--- THE PROBLEM ---
Select and reproduce each line of the listing below that bears the string "this".

--- DATA SHOWN ---
══════════

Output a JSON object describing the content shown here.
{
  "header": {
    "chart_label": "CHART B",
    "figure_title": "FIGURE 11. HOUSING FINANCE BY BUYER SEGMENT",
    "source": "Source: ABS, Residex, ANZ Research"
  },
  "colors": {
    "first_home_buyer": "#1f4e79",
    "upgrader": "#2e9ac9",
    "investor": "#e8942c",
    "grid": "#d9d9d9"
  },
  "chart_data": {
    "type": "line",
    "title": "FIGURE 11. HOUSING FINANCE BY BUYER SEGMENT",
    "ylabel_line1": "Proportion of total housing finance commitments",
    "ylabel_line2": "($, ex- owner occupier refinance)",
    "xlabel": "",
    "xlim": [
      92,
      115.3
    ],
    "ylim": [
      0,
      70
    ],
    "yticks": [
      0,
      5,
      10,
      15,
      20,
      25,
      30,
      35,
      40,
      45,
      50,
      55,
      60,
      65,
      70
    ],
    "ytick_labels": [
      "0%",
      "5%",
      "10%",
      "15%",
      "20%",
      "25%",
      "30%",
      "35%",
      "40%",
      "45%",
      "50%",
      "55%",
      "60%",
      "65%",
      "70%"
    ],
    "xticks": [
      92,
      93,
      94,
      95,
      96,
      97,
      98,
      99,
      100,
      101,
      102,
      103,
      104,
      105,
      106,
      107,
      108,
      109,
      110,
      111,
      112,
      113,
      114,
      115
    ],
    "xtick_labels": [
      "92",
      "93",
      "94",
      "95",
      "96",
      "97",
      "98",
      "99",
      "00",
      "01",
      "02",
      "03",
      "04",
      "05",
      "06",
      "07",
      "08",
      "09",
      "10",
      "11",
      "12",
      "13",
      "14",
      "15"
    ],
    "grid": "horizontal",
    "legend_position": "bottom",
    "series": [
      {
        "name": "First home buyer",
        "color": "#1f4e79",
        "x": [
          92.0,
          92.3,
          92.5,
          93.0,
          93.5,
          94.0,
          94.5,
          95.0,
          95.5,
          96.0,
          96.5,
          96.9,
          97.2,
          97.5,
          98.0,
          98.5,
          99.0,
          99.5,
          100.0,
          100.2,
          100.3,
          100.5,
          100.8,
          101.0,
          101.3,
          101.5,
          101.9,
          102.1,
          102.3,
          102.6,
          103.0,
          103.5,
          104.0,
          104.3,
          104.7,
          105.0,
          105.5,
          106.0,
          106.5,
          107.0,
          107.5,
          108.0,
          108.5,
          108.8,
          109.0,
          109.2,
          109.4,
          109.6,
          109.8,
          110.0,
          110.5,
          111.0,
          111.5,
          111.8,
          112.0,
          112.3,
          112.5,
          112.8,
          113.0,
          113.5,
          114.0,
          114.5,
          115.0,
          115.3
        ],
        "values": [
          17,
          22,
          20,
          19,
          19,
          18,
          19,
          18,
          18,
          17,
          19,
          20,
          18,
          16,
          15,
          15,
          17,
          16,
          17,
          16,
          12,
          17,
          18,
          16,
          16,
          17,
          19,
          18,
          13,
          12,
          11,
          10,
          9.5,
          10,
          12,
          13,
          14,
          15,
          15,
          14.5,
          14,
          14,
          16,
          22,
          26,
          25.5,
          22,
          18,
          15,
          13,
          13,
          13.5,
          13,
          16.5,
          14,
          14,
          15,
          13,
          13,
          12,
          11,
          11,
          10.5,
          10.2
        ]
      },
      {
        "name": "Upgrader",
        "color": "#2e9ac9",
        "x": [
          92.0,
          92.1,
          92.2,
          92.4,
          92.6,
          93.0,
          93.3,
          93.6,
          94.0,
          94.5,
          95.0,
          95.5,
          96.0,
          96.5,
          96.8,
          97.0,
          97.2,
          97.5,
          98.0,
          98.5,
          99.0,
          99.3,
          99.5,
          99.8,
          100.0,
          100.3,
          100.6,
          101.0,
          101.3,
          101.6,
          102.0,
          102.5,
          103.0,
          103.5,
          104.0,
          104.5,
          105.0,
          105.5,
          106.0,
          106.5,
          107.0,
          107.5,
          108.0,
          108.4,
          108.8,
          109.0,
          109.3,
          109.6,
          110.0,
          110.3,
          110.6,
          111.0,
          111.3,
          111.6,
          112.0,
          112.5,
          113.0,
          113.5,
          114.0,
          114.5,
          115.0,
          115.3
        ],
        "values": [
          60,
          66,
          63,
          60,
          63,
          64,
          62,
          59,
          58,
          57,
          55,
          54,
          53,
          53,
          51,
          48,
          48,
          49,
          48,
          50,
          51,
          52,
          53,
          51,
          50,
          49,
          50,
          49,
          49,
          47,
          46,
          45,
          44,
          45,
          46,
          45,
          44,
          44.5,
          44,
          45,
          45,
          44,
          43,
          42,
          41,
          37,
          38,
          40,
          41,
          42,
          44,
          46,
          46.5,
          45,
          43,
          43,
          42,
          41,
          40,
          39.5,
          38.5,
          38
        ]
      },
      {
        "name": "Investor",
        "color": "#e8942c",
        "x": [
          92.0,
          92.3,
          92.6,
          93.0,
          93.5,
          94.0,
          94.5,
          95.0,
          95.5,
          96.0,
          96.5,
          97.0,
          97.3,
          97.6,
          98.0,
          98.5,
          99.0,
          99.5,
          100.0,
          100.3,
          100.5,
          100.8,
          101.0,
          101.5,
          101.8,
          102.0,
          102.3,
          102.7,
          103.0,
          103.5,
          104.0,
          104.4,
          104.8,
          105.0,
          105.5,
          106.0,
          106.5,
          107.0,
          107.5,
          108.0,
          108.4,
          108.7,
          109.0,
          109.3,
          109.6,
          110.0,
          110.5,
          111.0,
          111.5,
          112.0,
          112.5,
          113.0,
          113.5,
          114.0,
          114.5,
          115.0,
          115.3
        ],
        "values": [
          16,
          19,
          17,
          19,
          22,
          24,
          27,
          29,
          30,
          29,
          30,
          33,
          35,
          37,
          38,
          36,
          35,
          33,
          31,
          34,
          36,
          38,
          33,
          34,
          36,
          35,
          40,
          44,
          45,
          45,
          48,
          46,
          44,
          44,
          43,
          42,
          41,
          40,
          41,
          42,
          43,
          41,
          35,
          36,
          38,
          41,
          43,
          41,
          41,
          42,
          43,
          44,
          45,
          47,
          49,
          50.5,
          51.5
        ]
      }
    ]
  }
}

══════════

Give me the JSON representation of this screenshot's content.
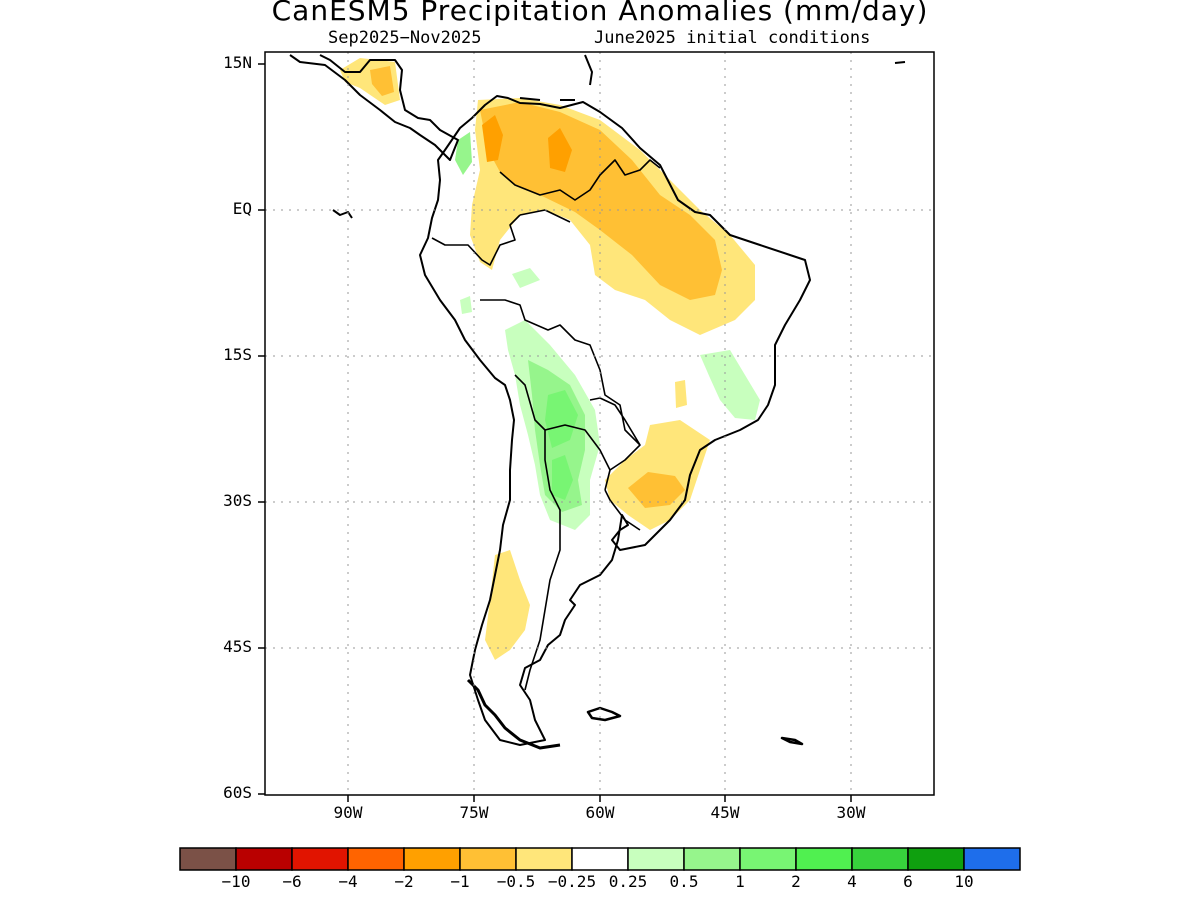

══════════

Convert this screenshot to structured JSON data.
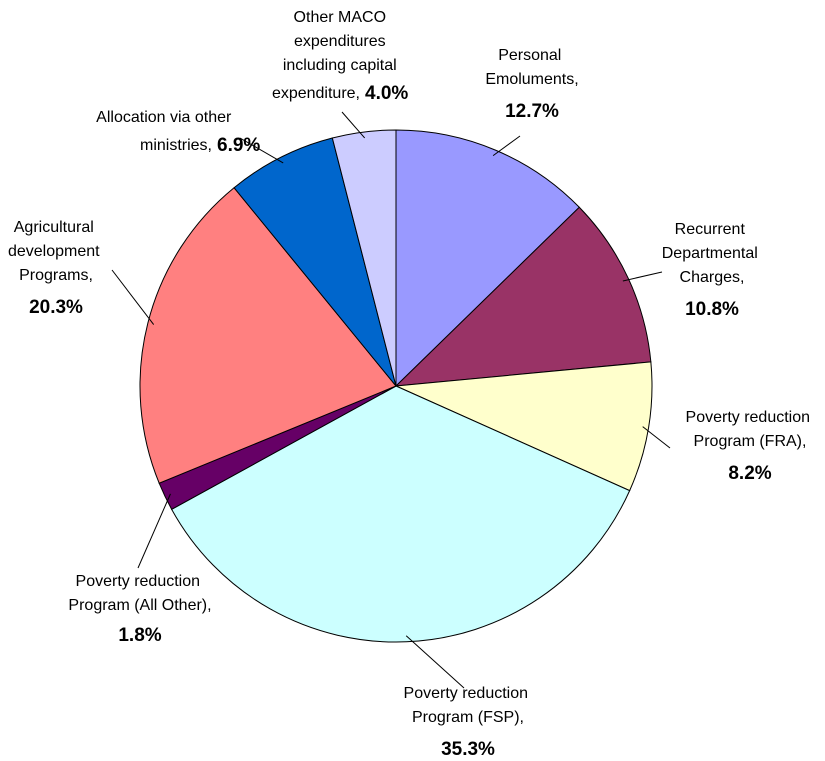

══════════

--- RESPONSE TO THE EXERCISE ---
Give me the JSON representation of this screenshot's content.
Convert this screenshot to structured JSON data.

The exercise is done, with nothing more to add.